▸ YOUR OBJECTIVE:
Repeat each line of the material below exactly as it appears, minus any pictures.
**** DATASET ROWS ****
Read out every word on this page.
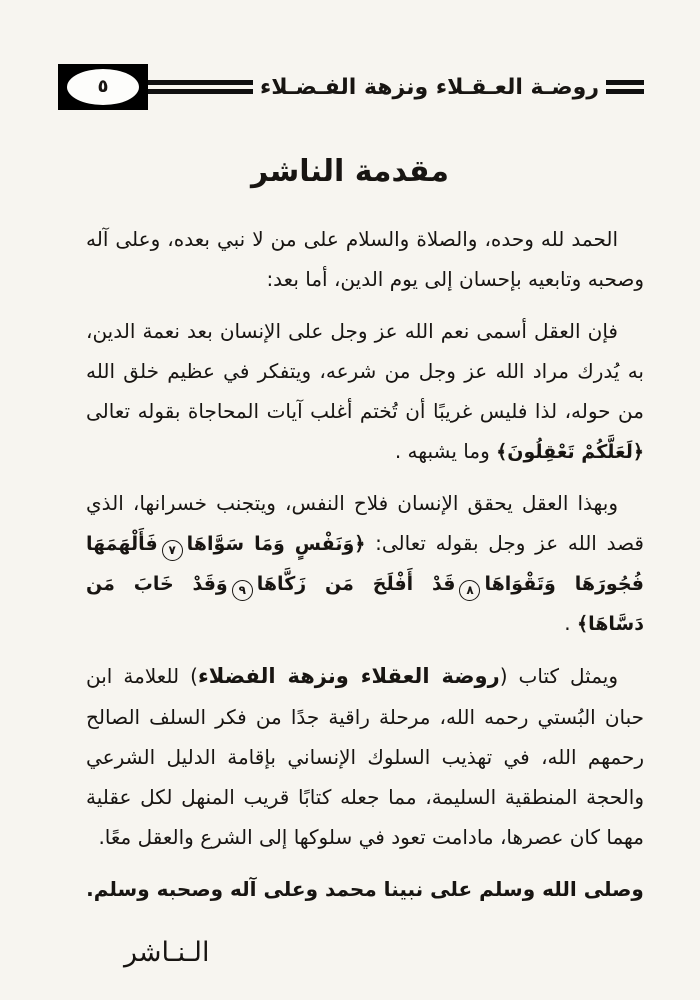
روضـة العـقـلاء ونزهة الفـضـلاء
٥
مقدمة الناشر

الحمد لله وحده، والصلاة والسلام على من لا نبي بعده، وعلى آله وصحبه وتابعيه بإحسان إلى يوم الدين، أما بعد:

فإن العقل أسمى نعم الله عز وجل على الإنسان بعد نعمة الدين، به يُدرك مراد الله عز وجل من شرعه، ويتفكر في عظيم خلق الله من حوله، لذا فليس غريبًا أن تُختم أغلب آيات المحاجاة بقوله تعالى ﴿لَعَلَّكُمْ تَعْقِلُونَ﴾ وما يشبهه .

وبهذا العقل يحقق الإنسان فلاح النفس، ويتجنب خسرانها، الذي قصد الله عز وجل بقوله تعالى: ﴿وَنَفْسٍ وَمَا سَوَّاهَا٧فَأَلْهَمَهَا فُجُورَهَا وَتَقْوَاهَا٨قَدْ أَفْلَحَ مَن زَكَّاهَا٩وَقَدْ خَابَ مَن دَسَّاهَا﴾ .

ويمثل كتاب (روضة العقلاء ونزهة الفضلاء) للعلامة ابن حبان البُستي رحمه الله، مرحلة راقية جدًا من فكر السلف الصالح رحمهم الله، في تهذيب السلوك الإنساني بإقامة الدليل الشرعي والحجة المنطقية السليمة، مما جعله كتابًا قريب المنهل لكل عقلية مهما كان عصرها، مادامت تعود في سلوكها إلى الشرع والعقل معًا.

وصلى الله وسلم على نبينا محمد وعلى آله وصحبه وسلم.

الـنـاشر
****
▸ ANSWER:
Read out every word on this page.
روضـة العـقـلاء ونزهة الفـضـلاء
٥
مقدمة الناشر

الحمد لله وحده، والصلاة والسلام على من لا نبي بعده، وعلى آله وصحبه وتابعيه بإحسان إلى يوم الدين، أما بعد:

فإن العقل أسمى نعم الله عز وجل على الإنسان بعد نعمة الدين، به يُدرك مراد الله عز وجل من شرعه، ويتفكر في عظيم خلق الله من حوله، لذا فليس غريبًا أن تُختم أغلب آيات المحاجاة بقوله تعالى ﴿لَعَلَّكُمْ تَعْقِلُونَ﴾ وما يشبهه .

وبهذا العقل يحقق الإنسان فلاح النفس، ويتجنب خسرانها، الذي قصد الله عز وجل بقوله تعالى: ﴿وَنَفْسٍ وَمَا سَوَّاهَا٧فَأَلْهَمَهَا فُجُورَهَا وَتَقْوَاهَا٨قَدْ أَفْلَحَ مَن زَكَّاهَا٩وَقَدْ خَابَ مَن دَسَّاهَا﴾ .

ويمثل كتاب (روضة العقلاء ونزهة الفضلاء) للعلامة ابن حبان البُستي رحمه الله، مرحلة راقية جدًا من فكر السلف الصالح رحمهم الله، في تهذيب السلوك الإنساني بإقامة الدليل الشرعي والحجة المنطقية السليمة، مما جعله كتابًا قريب المنهل لكل عقلية مهما كان عصرها، مادامت تعود في سلوكها إلى الشرع والعقل معًا.

وصلى الله وسلم على نبينا محمد وعلى آله وصحبه وسلم.

الـنـاشر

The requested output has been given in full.